● What is needed:
In the entries below, find every line with "JSON" and copy it.

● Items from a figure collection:
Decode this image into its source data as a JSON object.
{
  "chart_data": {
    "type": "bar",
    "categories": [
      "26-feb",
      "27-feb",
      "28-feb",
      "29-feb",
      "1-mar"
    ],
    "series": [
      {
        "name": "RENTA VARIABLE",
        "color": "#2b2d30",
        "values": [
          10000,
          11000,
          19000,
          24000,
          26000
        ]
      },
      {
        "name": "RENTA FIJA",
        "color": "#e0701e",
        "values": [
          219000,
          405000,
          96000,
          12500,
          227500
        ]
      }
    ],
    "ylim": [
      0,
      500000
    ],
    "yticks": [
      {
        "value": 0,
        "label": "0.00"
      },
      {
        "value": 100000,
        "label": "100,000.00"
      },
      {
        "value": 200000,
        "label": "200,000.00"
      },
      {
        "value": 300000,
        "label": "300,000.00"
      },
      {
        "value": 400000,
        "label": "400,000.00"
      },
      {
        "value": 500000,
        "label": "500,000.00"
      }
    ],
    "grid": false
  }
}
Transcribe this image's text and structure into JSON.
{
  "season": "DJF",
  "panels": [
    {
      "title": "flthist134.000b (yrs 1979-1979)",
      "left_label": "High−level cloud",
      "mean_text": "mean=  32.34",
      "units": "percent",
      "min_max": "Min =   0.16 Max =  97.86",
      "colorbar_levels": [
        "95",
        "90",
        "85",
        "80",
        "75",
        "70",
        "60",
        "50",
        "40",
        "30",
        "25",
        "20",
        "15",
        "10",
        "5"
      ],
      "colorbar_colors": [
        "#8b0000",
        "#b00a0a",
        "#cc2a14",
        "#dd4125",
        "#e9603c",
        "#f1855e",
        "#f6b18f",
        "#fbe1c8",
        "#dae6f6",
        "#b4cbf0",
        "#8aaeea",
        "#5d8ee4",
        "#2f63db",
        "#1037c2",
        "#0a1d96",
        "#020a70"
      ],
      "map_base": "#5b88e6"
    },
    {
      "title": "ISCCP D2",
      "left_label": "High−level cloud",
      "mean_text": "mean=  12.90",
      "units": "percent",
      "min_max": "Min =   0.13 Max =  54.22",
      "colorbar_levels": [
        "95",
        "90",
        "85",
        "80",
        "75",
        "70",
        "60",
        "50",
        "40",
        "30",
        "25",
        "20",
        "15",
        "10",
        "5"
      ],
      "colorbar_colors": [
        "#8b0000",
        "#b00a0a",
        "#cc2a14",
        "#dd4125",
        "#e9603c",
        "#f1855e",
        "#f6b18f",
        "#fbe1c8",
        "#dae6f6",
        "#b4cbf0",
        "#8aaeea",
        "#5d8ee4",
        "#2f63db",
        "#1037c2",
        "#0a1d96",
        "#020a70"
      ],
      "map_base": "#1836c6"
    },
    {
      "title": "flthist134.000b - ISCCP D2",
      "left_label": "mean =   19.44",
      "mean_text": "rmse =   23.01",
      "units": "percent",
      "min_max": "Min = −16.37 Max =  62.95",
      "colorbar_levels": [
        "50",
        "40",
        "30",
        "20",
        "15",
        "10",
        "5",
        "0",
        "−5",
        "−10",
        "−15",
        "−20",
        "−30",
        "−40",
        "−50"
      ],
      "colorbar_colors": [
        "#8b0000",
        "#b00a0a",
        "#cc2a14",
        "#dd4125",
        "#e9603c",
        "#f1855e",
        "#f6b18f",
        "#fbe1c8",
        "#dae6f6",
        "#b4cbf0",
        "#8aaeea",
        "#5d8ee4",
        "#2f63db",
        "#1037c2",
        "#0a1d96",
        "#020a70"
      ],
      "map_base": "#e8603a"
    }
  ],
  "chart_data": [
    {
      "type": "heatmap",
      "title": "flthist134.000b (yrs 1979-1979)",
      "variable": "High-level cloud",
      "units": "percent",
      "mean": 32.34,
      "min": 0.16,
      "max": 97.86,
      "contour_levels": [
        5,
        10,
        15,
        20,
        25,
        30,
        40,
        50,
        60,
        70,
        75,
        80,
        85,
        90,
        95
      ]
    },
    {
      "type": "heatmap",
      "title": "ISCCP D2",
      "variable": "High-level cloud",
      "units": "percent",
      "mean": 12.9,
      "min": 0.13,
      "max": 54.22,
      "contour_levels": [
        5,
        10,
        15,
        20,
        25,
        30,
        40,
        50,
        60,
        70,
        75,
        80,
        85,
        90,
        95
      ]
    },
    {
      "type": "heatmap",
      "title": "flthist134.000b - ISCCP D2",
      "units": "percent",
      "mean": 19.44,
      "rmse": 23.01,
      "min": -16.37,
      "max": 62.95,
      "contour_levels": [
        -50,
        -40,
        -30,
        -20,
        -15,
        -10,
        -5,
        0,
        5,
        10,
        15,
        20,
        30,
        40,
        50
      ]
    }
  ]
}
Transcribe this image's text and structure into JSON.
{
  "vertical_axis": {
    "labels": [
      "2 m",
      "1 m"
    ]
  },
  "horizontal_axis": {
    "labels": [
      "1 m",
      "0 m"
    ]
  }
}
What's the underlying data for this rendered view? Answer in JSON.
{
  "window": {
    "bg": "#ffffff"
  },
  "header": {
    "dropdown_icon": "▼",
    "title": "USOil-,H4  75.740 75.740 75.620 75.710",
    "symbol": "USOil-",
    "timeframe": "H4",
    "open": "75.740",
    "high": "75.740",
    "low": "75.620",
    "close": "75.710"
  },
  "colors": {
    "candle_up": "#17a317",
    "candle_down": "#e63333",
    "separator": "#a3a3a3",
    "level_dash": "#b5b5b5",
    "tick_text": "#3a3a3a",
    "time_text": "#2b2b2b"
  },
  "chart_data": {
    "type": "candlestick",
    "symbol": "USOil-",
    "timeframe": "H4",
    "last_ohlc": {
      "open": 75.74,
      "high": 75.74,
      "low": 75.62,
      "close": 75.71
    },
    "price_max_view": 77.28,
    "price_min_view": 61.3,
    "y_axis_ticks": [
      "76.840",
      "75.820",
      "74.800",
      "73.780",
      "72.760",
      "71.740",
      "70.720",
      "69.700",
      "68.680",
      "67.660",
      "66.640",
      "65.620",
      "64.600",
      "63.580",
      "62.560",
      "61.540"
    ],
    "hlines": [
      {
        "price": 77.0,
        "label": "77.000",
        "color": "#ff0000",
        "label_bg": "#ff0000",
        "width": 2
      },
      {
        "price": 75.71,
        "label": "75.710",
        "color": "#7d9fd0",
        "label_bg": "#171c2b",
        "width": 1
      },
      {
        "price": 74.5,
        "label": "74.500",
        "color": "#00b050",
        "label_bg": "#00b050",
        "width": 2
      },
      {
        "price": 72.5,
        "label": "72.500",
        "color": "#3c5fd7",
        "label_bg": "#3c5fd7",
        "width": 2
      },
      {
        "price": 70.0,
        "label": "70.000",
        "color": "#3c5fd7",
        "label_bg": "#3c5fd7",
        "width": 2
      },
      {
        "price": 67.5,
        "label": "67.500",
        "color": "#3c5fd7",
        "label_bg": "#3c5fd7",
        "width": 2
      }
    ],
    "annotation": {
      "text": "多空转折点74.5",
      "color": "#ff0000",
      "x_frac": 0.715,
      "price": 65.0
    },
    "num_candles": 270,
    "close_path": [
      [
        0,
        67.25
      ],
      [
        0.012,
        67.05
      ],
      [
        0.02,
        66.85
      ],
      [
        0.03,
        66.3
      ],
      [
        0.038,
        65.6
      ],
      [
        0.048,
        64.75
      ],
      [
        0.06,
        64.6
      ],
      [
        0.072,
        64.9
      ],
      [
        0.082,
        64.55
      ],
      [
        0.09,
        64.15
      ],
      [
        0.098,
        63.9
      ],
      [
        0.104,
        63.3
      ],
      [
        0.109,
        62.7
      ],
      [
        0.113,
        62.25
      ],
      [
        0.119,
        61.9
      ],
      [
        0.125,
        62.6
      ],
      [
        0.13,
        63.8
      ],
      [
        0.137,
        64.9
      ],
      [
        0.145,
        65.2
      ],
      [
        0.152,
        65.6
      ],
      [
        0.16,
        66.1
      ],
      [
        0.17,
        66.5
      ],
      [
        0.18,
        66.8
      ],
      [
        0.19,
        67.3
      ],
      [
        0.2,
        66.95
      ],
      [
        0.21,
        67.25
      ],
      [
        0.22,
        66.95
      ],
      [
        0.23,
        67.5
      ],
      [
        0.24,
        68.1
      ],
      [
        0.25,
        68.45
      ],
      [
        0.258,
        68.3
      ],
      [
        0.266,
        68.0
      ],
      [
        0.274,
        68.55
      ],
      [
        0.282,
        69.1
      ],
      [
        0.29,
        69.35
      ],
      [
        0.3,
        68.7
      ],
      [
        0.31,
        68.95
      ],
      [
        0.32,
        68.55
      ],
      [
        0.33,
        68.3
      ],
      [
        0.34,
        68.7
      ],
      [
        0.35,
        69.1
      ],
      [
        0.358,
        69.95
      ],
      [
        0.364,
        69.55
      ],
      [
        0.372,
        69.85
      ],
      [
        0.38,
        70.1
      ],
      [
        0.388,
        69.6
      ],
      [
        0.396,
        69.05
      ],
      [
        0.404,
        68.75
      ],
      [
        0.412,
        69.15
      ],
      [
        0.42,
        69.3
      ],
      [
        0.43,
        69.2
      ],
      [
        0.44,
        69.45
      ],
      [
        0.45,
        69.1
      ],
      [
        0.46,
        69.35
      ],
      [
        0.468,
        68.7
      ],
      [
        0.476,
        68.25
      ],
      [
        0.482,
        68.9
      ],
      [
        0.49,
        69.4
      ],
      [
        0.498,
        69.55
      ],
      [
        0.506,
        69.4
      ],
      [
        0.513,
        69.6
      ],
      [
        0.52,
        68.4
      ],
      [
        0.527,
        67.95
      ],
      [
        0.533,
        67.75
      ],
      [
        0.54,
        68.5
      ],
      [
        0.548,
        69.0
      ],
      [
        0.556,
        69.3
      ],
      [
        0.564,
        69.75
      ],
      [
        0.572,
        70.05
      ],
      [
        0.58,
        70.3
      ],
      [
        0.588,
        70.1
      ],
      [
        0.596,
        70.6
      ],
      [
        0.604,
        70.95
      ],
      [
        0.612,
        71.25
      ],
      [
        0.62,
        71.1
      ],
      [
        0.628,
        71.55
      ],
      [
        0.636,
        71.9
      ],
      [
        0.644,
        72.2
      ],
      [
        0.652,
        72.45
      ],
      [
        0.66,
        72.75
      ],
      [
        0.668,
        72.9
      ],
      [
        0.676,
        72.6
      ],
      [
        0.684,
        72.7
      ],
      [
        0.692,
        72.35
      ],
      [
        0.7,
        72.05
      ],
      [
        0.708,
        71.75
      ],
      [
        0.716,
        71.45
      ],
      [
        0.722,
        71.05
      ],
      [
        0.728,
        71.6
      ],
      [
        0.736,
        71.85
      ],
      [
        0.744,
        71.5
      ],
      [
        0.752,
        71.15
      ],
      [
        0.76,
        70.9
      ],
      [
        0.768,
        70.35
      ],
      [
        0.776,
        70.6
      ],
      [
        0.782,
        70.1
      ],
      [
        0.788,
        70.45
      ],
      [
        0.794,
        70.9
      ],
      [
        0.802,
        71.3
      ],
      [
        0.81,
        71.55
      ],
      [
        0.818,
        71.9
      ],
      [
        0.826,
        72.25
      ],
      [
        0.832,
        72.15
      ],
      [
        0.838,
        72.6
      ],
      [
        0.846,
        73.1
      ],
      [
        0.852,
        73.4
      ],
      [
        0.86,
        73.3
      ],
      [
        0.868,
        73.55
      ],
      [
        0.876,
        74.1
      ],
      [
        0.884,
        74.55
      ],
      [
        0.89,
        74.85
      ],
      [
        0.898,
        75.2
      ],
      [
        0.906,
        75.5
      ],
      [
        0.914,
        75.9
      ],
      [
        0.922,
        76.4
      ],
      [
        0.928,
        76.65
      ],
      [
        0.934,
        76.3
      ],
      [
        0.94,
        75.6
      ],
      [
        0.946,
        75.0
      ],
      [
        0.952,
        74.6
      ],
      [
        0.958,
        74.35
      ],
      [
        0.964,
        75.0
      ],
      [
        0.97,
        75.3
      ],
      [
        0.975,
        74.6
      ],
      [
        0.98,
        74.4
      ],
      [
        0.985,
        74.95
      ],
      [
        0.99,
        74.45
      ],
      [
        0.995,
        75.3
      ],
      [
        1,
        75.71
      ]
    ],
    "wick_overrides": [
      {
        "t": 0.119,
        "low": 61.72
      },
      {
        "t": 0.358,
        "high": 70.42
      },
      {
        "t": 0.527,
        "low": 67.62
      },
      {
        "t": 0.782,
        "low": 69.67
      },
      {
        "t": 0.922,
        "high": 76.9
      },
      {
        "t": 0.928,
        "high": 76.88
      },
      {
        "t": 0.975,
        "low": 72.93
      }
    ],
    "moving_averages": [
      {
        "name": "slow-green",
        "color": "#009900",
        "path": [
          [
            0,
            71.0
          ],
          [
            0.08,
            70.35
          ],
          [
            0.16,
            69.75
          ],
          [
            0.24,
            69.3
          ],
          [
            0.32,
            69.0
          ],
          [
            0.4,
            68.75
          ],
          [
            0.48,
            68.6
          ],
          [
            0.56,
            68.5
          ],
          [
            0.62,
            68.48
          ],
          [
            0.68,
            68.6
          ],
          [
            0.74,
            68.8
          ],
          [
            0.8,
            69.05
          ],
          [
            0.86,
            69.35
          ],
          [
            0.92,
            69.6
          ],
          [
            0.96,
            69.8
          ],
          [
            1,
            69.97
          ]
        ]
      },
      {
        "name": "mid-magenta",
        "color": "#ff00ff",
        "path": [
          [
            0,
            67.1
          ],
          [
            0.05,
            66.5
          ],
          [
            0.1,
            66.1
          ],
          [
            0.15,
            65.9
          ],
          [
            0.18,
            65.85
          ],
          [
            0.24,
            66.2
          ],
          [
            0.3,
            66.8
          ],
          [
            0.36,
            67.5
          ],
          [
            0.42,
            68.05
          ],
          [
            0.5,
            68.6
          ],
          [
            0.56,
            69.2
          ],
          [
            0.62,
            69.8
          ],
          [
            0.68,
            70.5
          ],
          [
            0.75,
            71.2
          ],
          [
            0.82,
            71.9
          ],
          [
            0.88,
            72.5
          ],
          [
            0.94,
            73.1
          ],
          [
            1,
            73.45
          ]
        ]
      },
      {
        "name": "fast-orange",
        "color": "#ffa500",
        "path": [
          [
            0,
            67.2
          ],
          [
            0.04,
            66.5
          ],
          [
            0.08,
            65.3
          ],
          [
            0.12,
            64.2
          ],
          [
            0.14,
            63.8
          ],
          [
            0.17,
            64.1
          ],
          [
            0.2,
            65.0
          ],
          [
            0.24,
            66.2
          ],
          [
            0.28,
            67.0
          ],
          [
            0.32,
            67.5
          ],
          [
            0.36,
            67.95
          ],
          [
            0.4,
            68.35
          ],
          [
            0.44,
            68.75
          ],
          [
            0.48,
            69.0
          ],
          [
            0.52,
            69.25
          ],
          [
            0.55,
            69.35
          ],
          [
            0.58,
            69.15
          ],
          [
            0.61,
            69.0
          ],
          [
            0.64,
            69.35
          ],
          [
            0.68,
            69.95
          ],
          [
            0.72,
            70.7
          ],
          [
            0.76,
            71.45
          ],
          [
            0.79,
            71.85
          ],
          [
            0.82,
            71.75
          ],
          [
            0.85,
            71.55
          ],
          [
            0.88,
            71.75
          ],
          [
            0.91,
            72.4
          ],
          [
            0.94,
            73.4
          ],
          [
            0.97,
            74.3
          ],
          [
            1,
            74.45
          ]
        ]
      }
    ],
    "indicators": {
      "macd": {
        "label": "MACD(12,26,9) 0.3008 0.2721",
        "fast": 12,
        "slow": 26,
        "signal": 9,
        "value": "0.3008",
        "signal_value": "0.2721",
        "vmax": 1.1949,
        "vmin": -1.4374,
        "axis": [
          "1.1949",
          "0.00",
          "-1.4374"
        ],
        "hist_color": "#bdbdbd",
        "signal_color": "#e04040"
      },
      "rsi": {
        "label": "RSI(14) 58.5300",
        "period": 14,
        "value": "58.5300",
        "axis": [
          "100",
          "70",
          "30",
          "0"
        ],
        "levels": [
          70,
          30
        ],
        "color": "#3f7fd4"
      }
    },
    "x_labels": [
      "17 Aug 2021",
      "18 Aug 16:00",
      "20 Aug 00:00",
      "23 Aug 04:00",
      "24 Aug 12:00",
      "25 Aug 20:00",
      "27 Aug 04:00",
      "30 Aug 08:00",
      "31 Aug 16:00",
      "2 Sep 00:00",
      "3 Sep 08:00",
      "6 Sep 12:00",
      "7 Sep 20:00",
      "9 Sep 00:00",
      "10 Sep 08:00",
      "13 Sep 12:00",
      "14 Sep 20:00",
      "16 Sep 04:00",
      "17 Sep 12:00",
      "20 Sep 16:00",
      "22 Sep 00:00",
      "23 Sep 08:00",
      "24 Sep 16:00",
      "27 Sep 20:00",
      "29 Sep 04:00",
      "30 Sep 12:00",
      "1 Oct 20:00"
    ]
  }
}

● Result:
Decode this image into its source data as a JSON object.
Transcribe this image's text and structure into JSON.
Transcribe this image's text and structure into JSON.
What's the underlying data for this rendered view? Answer in JSON.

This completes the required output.